-- BEGIN DATA IN THIS EXERCISE --

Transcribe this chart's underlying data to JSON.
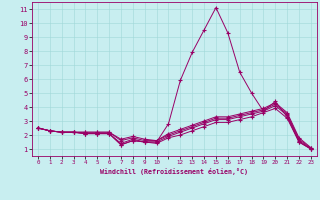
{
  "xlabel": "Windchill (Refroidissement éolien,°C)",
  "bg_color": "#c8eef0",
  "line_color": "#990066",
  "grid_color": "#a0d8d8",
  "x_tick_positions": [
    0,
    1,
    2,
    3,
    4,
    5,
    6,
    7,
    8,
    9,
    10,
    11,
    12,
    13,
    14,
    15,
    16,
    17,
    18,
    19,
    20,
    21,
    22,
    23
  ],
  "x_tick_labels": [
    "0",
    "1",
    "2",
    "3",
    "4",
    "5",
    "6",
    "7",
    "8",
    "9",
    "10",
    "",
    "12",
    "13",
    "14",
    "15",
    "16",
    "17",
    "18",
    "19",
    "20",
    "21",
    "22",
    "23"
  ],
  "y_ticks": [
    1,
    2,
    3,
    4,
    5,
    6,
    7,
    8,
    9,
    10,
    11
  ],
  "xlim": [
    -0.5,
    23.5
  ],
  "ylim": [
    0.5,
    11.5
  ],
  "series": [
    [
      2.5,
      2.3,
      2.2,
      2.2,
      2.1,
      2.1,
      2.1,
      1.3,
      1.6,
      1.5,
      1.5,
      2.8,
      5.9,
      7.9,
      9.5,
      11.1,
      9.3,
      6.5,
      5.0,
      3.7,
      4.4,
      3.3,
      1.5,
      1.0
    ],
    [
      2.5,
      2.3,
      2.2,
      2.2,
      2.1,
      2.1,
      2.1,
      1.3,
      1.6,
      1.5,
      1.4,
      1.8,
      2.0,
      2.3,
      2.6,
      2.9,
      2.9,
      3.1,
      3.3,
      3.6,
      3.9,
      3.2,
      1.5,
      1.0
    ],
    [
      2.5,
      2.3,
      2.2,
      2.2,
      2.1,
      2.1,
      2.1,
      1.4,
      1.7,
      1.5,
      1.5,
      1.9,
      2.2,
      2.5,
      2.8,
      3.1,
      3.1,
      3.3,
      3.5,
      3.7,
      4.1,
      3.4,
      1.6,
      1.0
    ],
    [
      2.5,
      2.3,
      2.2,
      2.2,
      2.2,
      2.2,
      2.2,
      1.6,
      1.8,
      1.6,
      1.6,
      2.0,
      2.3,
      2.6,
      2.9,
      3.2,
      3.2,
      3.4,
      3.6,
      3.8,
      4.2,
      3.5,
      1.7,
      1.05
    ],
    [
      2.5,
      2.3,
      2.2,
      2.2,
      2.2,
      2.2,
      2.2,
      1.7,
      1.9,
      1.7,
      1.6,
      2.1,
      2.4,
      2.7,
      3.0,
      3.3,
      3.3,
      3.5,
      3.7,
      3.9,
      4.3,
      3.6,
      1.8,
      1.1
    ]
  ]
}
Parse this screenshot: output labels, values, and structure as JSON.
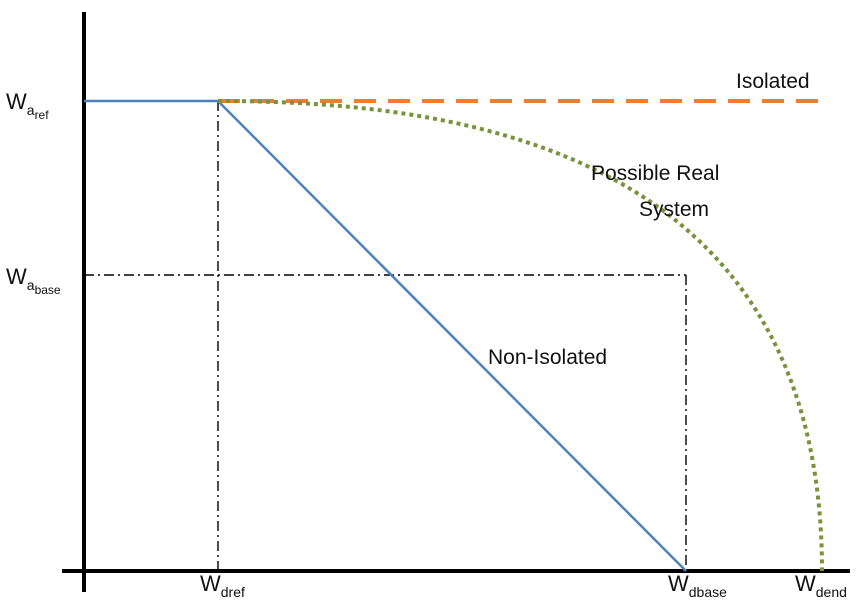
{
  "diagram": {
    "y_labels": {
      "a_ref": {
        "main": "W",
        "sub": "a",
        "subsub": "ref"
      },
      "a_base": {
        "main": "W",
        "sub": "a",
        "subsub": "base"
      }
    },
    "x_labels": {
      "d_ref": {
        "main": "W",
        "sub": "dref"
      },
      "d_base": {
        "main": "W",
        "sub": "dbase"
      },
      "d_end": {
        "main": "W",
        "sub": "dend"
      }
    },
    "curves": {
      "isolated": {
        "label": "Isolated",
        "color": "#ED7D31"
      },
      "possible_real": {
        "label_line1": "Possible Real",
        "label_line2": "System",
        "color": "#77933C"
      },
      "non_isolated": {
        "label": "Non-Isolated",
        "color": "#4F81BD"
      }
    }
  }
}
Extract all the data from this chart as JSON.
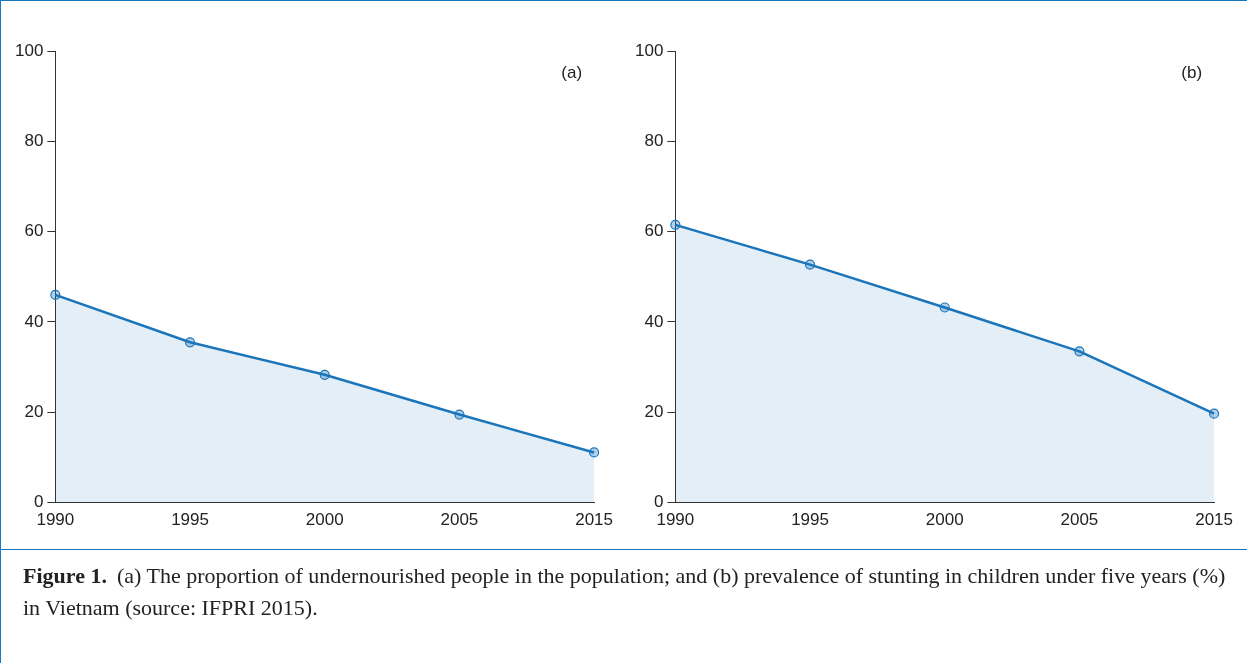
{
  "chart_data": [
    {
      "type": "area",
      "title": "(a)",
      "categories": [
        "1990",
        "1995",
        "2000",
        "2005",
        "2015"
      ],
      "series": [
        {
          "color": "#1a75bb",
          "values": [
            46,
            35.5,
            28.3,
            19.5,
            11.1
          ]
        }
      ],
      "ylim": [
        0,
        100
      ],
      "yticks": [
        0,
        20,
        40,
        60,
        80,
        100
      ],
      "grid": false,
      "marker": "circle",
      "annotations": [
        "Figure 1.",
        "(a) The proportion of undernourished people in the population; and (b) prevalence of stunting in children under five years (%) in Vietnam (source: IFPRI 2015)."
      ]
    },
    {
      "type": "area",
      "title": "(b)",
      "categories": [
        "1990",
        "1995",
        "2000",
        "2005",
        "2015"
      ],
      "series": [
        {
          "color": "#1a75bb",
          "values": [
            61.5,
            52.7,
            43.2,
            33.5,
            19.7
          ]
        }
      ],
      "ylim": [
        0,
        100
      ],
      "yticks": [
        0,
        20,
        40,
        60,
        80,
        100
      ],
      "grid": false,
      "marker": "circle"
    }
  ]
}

-- END DATA IN THIS EXERCISE --

**WHAT YOU ARE ASKED TO DO:** Extract the full listing above verbatim; pictures are to be left out of the copy.

**OUTPUT OF THE TASK:**
Transcribe this chart's underlying data to JSON.
{
  "xlabel": "Windchill (Refroidissement éolien,°C)",
  "bg_color": "#c8eef0",
  "line_color": "#990066",
  "grid_color": "#a0d8d8",
  "x_tick_positions": [
    0,
    1,
    2,
    3,
    4,
    5,
    6,
    7,
    8,
    9,
    10,
    11,
    12,
    13,
    14,
    15,
    16,
    17,
    18,
    19,
    20,
    21,
    22,
    23
  ],
  "x_tick_labels": [
    "0",
    "1",
    "2",
    "3",
    "4",
    "5",
    "6",
    "7",
    "8",
    "9",
    "10",
    "",
    "12",
    "13",
    "14",
    "15",
    "16",
    "17",
    "18",
    "19",
    "20",
    "21",
    "22",
    "23"
  ],
  "y_ticks": [
    1,
    2,
    3,
    4,
    5,
    6,
    7,
    8,
    9,
    10,
    11
  ],
  "xlim": [
    -0.5,
    23.5
  ],
  "ylim": [
    0.5,
    11.5
  ],
  "series": [
    [
      2.5,
      2.3,
      2.2,
      2.2,
      2.1,
      2.1,
      2.1,
      1.3,
      1.6,
      1.5,
      1.5,
      2.8,
      5.9,
      7.9,
      9.5,
      11.1,
      9.3,
      6.5,
      5.0,
      3.7,
      4.4,
      3.3,
      1.5,
      1.0
    ],
    [
      2.5,
      2.3,
      2.2,
      2.2,
      2.1,
      2.1,
      2.1,
      1.3,
      1.6,
      1.5,
      1.4,
      1.8,
      2.0,
      2.3,
      2.6,
      2.9,
      2.9,
      3.1,
      3.3,
      3.6,
      3.9,
      3.2,
      1.5,
      1.0
    ],
    [
      2.5,
      2.3,
      2.2,
      2.2,
      2.1,
      2.1,
      2.1,
      1.4,
      1.7,
      1.5,
      1.5,
      1.9,
      2.2,
      2.5,
      2.8,
      3.1,
      3.1,
      3.3,
      3.5,
      3.7,
      4.1,
      3.4,
      1.6,
      1.0
    ],
    [
      2.5,
      2.3,
      2.2,
      2.2,
      2.2,
      2.2,
      2.2,
      1.6,
      1.8,
      1.6,
      1.6,
      2.0,
      2.3,
      2.6,
      2.9,
      3.2,
      3.2,
      3.4,
      3.6,
      3.8,
      4.2,
      3.5,
      1.7,
      1.05
    ],
    [
      2.5,
      2.3,
      2.2,
      2.2,
      2.2,
      2.2,
      2.2,
      1.7,
      1.9,
      1.7,
      1.6,
      2.1,
      2.4,
      2.7,
      3.0,
      3.3,
      3.3,
      3.5,
      3.7,
      3.9,
      4.3,
      3.6,
      1.8,
      1.1
    ]
  ]
}
Parse this screenshot: output labels, values, and structure as JSON.
{
  "diagram": {
    "y_labels": {
      "a_ref": {
        "main": "W",
        "sub": "a",
        "subsub": "ref"
      },
      "a_base": {
        "main": "W",
        "sub": "a",
        "subsub": "base"
      }
    },
    "x_labels": {
      "d_ref": {
        "main": "W",
        "sub": "dref"
      },
      "d_base": {
        "main": "W",
        "sub": "dbase"
      },
      "d_end": {
        "main": "W",
        "sub": "dend"
      }
    },
    "curves": {
      "isolated": {
        "label": "Isolated",
        "color": "#ED7D31"
      },
      "possible_real": {
        "label_line1": "Possible Real",
        "label_line2": "System",
        "color": "#77933C"
      },
      "non_isolated": {
        "label": "Non-Isolated",
        "color": "#4F81BD"
      }
    }
  }
}
Extract all the data from this chart as JSON.
{
  "chart_data": [
    {
      "type": "area",
      "title": "(a)",
      "categories": [
        "1990",
        "1995",
        "2000",
        "2005",
        "2015"
      ],
      "series": [
        {
          "color": "#1a75bb",
          "values": [
            46,
            35.5,
            28.3,
            19.5,
            11.1
          ]
        }
      ],
      "ylim": [
        0,
        100
      ],
      "yticks": [
        0,
        20,
        40,
        60,
        80,
        100
      ],
      "grid": false,
      "marker": "circle",
      "annotations": [
        "Figure 1.",
        "(a) The proportion of undernourished people in the population; and (b) prevalence of stunting in children under five years (%) in Vietnam (source: IFPRI 2015)."
      ]
    },
    {
      "type": "area",
      "title": "(b)",
      "categories": [
        "1990",
        "1995",
        "2000",
        "2005",
        "2015"
      ],
      "series": [
        {
          "color": "#1a75bb",
          "values": [
            61.5,
            52.7,
            43.2,
            33.5,
            19.7
          ]
        }
      ],
      "ylim": [
        0,
        100
      ],
      "yticks": [
        0,
        20,
        40,
        60,
        80,
        100
      ],
      "grid": false,
      "marker": "circle"
    }
  ]
}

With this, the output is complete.